◆ Request 1:
Return the entries unchanged, from the line with "Patent image size: (977, 661)." to the line with "The pressure device 11 is at (907, 402).", both lines included.

— BEGIN Reading text —

Re: A little polish of Thai shaper



May I Cc: to Mark Leisher so that he could answer some question.

On Thu, Jun 14, 2001 at 09:40:43AM -0400, Owen Taylor wrote:
> 
> Theppitak Karoonboonyanan <thep links nectec or th> writes:
> 
> > I've just tested pango-0.16 with an iso10646 font, and the upper& lower
> > vowels for Thai appear to be shifted to the left, as shown in :-
> > 
> >   http://linux.thai.net/~thep/2001_06_12_223941_shot.jpg
> > 
> > (Note that in the screenshot, I use an adjusted version of clearyu
> > font to correct Thai glyphs. And I have already sent the patch to
> > the author.)
> > 
> > I found that the case of iso10646 fonts are distinguished from other
> > kinds of Thai fonts, which is not necessary here. I've tried fixing it,
> > as in the attached patch, and the result is :-
> > 
> >   http://linux.thai.net/~thep/2001_06_12_235512_shot.jpg
> 
> I think the problem is that there is no standard for where vowels
> are placed within the character cell, so you can have different
> types of iso10646 fonts with different placements of vowels. :-(
> 
>  1) Vowel is to left of origin, and will align properly with previous
>     character after advancing the previous characters advance.
> 
>  2) Vowel is to the right of the origin; it should be drawn at the
>     same x location as the previous character.
> 
> I believe the current shaping rules used for iso10646-1 are 2) and
> give the right results for Mark Leisher's ClearlyU fonts. These are,
> on XFree86 at least, the fonts that non-Thai speakers are likely to
> have with Thai glyphs. However, the fonts that Thai speakers are using
> are probably more important...

I think this should be answered by Mark Leisher himself whether he
would accept my last patch to ClealyU.

To my understanding: In the Unicode book, most combining characters
referred to are put after base character. So, I think it would be
natural for choice 1), as the normal advancing method will simply yield
the desired result.

The ClealyU font that comes with XFree86 also causes Mozilla to render
Thai web pages funny. And that made me suspected something wrong in
Mozilla rendering process for a while, until I had a chance to try
other fonts.

— END Reading text —
— BEGIN Material provided —

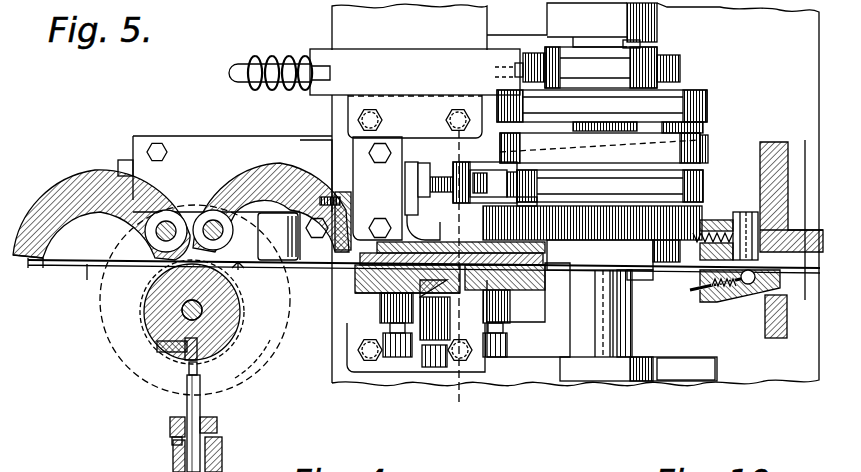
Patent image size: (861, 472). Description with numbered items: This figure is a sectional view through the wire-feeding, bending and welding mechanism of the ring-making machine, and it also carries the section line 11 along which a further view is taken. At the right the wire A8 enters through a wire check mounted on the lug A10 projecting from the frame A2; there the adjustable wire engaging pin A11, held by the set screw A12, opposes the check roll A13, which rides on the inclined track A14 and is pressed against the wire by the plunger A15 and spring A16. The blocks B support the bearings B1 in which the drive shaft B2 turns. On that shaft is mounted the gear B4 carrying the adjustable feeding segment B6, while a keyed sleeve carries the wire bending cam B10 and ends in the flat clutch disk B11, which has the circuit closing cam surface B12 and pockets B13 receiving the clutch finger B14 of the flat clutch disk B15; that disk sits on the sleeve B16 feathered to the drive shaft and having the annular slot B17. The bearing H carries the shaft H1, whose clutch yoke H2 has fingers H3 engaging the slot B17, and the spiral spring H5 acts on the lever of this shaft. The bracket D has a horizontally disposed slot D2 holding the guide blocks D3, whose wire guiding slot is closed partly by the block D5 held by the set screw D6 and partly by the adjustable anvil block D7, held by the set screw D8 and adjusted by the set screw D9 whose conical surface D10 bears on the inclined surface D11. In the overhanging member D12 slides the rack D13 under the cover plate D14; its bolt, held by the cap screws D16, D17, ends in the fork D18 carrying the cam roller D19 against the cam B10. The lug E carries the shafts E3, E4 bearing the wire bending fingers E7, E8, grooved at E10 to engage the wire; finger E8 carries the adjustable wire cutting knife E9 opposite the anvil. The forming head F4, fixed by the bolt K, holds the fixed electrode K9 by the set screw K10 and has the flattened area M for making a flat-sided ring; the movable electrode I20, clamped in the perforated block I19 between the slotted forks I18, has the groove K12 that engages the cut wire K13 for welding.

The bearing H is at (357, 68).
The shaft H1 is at (236, 71).
The spiral spring H5 is at (257, 64).
The clutch yoke H2 is at (530, 58).
The fingers H3 is at (535, 54).
The bracket D is at (420, 224).
The horizontally disposed slot D2 is at (527, 314).
The guide blocks D3 is at (545, 263).
The block D5 is at (560, 285).
The set screw D6 is at (507, 341).
The adjustable anvil block D7 is at (340, 283).
The set screw D8 is at (406, 356).
The set screw D9 is at (443, 369).
The conical surface D10 is at (437, 359).
The inclined surface D11 is at (392, 293).
The overhanging member D12 is at (288, 138).
The rack D13 is at (410, 157).
The cover plate D14 is at (230, 152).
The cap screw D16 is at (116, 165).
The cap screw D17 is at (427, 157).
The fork D18 is at (480, 157).
The cam roller D19 is at (493, 183).
The lug E is at (224, 279).
The shaft E3 is at (172, 222).
The shaft E4 is at (214, 221).
The wire bending finger E7 is at (44, 228).
The wire bending finger E8 is at (333, 196).
The adjustable wire cutting knife E9 is at (440, 186).
The grooved outer ends E10 is at (30, 268).
The bolt K is at (183, 305).
The fixed electrode K9 is at (200, 346).
The set screw K10 is at (162, 346).
The horizontal groove K12 is at (232, 405).
The wire K13 is at (73, 289).
The forming head F4 is at (152, 315).
The flattened area M is at (241, 274).
The slotted forks I18 is at (176, 428).
The perforated block I19 is at (176, 444).
The electrode I20 is at (190, 406).
The section line 11— 11 is at (471, 152).
The blocks B is at (677, 378).
The bearings B1 is at (600, 406).
The drive shaft B2 is at (620, 331).
The gear B4 is at (704, 205).
The adjustable feeding segment B6 is at (627, 295).
The wire bending cam B10 is at (610, 188).
The flat clutch disk B11 is at (705, 156).
The circuit closing cam surface B12 is at (600, 148).
The pockets B13 is at (703, 134).
The clutch finger B14 is at (673, 122).
The flat clutch disk B15 is at (647, 103).
The sleeve B16 is at (588, 53).
The annular slot B17 is at (601, 67).
The frame A2 is at (775, 339).
The wire A8 is at (800, 268).
The lug A10 is at (776, 192).
The adjustable wire engaging pin A11 is at (774, 232).
The set screw A12 is at (733, 218).
The check roll A13 is at (749, 285).
The inclined track A14 is at (778, 302).
The plunger A15 is at (735, 302).
The spring A16 is at (713, 304).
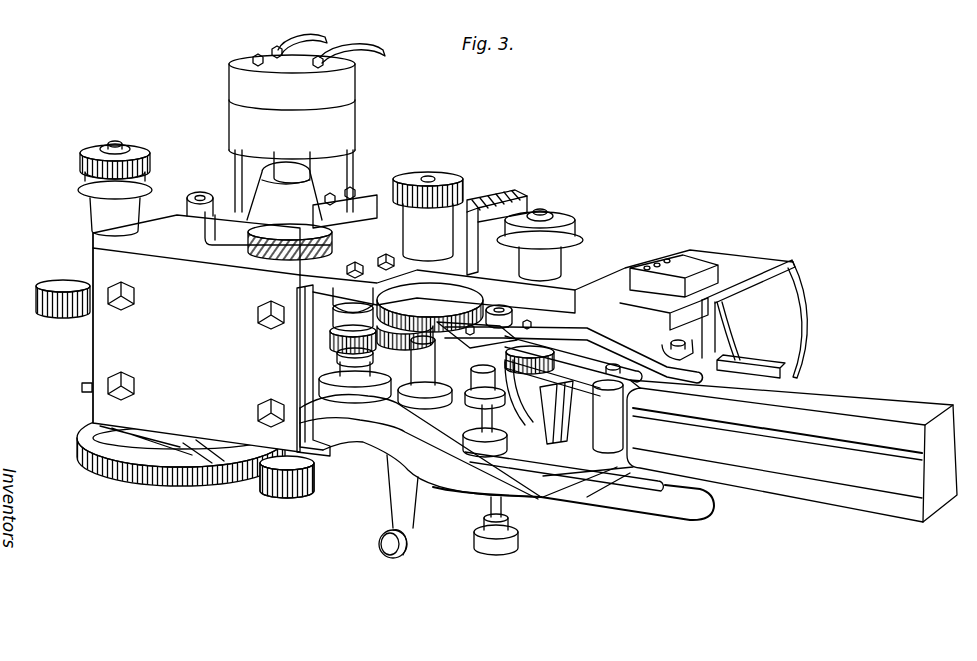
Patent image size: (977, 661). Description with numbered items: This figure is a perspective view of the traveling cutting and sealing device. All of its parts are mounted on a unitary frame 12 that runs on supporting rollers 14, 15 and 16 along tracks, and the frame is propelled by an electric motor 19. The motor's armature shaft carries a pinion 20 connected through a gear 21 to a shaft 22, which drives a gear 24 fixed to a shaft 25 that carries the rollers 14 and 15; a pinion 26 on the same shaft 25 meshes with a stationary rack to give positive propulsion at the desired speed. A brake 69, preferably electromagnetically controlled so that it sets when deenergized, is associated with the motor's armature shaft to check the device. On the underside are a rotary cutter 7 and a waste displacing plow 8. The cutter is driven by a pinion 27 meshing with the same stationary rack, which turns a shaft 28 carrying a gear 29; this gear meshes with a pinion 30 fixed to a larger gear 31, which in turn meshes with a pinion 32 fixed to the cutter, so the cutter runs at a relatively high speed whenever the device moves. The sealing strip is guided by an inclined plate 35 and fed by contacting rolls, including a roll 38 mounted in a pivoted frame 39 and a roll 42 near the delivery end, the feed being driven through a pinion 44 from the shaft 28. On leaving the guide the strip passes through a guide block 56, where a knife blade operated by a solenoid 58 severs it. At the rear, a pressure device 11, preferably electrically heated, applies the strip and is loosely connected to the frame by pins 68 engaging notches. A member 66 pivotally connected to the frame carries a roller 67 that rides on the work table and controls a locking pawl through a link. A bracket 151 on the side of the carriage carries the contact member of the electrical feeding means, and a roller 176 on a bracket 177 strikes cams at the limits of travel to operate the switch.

The rotary cutter 7 is at (318, 376).
The waste displacing plow 8 is at (350, 413).
The pressure device 11 is at (907, 402).
The unitary frame 12 is at (594, 272).
The supporting roller 14 is at (82, 388).
The supporting roller 15 is at (78, 186).
The supporting roller 16 is at (575, 228).
The electric motor 19 is at (372, 215).
The pinion 20 is at (293, 499).
The gear 21 is at (223, 486).
The shaft 22 is at (197, 195).
The gear 24 is at (37, 306).
The shaft 25 is at (110, 143).
The pinion 26 is at (142, 150).
The pinion 27 is at (447, 176).
The shaft 28 is at (426, 176).
The gear 29 is at (430, 307).
The pinion 30 is at (335, 319).
The gear 31 is at (334, 337).
The pinion 32 is at (340, 356).
The inclined plate 35 is at (515, 408).
The roll 38 is at (445, 369).
The pivoted frame 39 is at (497, 322).
The roll 42 is at (478, 422).
The pinion 44 is at (512, 360).
The guide block 56 is at (547, 444).
The solenoid 58 is at (795, 330).
The member 66 is at (593, 363).
The roller 67 is at (627, 421).
The pin 68 is at (671, 344).
The brake 69 is at (343, 112).
The bracket 151 is at (518, 205).
The roller 176 is at (398, 556).
The bracket 177 is at (396, 487).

— END Material provided —

◆ Request 2:
Which people are named in the email about the Thai shaper?

◆ Correct output 1:
Patent image size: (977, 661). Description with numbered items: This figure is a perspective view of the traveling cutting and sealing device. All of its parts are mounted on a unitary frame 12 that runs on supporting rollers 14, 15 and 16 along tracks, and the frame is propelled by an electric motor 19. The motor's armature shaft carries a pinion 20 connected through a gear 21 to a shaft 22, which drives a gear 24 fixed to a shaft 25 that carries the rollers 14 and 15; a pinion 26 on the same shaft 25 meshes with a stationary rack to give positive propulsion at the desired speed. A brake 69, preferably electromagnetically controlled so that it sets when deenergized, is associated with the motor's armature shaft to check the device. On the underside are a rotary cutter 7 and a waste displacing plow 8. The cutter is driven by a pinion 27 meshing with the same stationary rack, which turns a shaft 28 carrying a gear 29; this gear meshes with a pinion 30 fixed to a larger gear 31, which in turn meshes with a pinion 32 fixed to the cutter, so the cutter runs at a relatively high speed whenever the device moves. The sealing strip is guided by an inclined plate 35 and fed by contacting rolls, including a roll 38 mounted in a pivoted frame 39 and a roll 42 near the delivery end, the feed being driven through a pinion 44 from the shaft 28. On leaving the guide the strip passes through a guide block 56, where a knife blade operated by a solenoid 58 severs it. At the rear, a pressure device 11, preferably electrically heated, applies the strip and is loosely connected to the frame by pins 68 engaging notches. A member 66 pivotally connected to the frame carries a roller 67 that rides on the work table and controls a locking pawl through a link. A bracket 151 on the side of the carriage carries the contact member of the electrical feeding means, and a roller 176 on a bracket 177 strikes cams at the limits of travel to operate the switch.

The rotary cutter 7 is at (318, 376).
The waste displacing plow 8 is at (350, 413).
The pressure device 11 is at (907, 402).

◆ Correct output 2:
- Mark Leisher
- Owen Taylor
- Theppitak Karoonboonyanan